**Task prompt:** Give every line from the entries that contains "photo".

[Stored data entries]
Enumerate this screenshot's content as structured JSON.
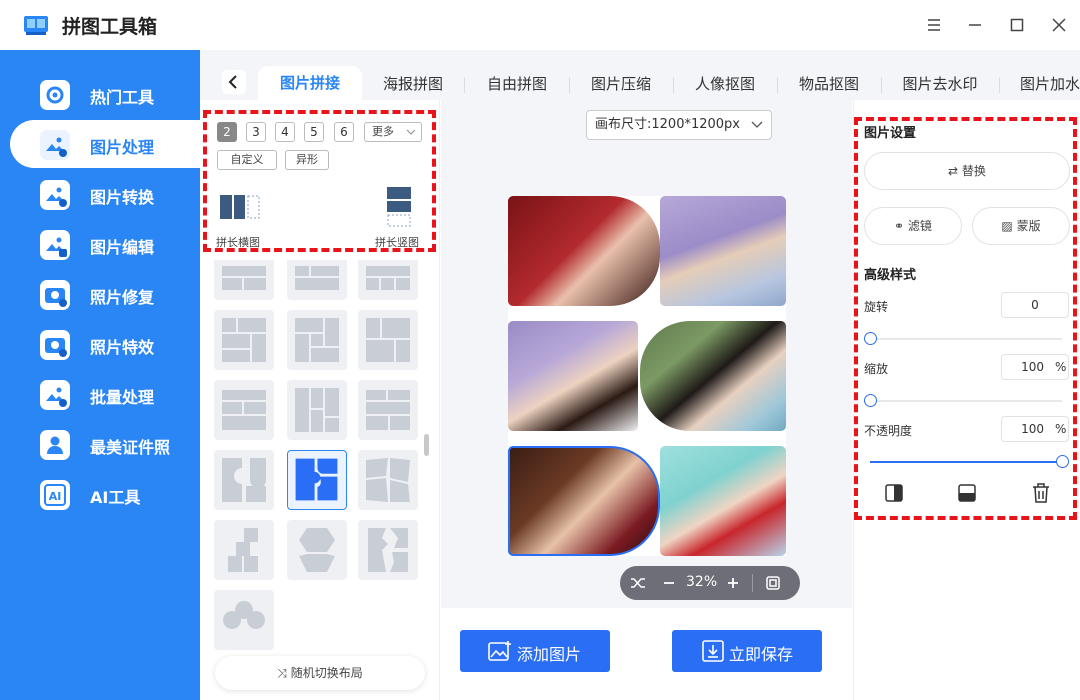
{
  "app": {
    "title": "拼图工具箱"
  },
  "window": {
    "menu_icon": "menu-icon",
    "minimize_icon": "minimize-icon",
    "maximize_icon": "maximize-icon",
    "close_icon": "close-icon"
  },
  "sidebar": {
    "items": [
      {
        "label": "热门工具",
        "icon": "tools-icon",
        "active": false
      },
      {
        "label": "图片处理",
        "icon": "image-process-icon",
        "active": true
      },
      {
        "label": "图片转换",
        "icon": "image-convert-icon",
        "active": false
      },
      {
        "label": "图片编辑",
        "icon": "image-edit-icon",
        "active": false
      },
      {
        "label": "照片修复",
        "icon": "photo-repair-icon",
        "active": false
      },
      {
        "label": "照片特效",
        "icon": "photo-effect-icon",
        "active": false
      },
      {
        "label": "批量处理",
        "icon": "batch-icon",
        "active": false
      },
      {
        "label": "最美证件照",
        "icon": "id-photo-icon",
        "active": false
      },
      {
        "label": "AI工具",
        "icon": "ai-icon",
        "active": false
      }
    ]
  },
  "tabs": {
    "back_icon": "chevron-left-icon",
    "items": [
      "图片拼接",
      "海报拼图",
      "自由拼图",
      "图片压缩",
      "人像抠图",
      "物品抠图",
      "图片去水印",
      "图片加水"
    ],
    "active": "图片拼接"
  },
  "templates": {
    "counts": [
      "2",
      "3",
      "4",
      "5",
      "6"
    ],
    "active_count": "2",
    "more_label": "更多",
    "custom_label": "自定义",
    "shaped_label": "异形",
    "horizontal_label": "拼长横图",
    "vertical_label": "拼长竖图",
    "random_layout_label": "随机切换布局"
  },
  "canvas": {
    "size_label": "画布尺寸:1200*1200px",
    "zoom": "32%"
  },
  "actions": {
    "add_image": "添加图片",
    "save_now": "立即保存"
  },
  "settings": {
    "section_title": "图片设置",
    "replace_label": "替换",
    "filter_label": "滤镜",
    "mask_label": "蒙版",
    "advanced_title": "高级样式",
    "rotate_label": "旋转",
    "rotate_value": "0",
    "rotate_level": 0,
    "scale_label": "缩放",
    "scale_value": "100",
    "scale_unit": "%",
    "scale_level": 0,
    "opacity_label": "不透明度",
    "opacity_value": "100",
    "opacity_unit": "%",
    "opacity_level": 1
  },
  "colors": {
    "accent": "#2a86f5",
    "button": "#2a6ef5",
    "highlight": "#e8141a"
  }
}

**Exercise answer:**
        "icon": "photo-repair-icon",
        "icon": "photo-effect-icon",
        "icon": "id-photo-icon",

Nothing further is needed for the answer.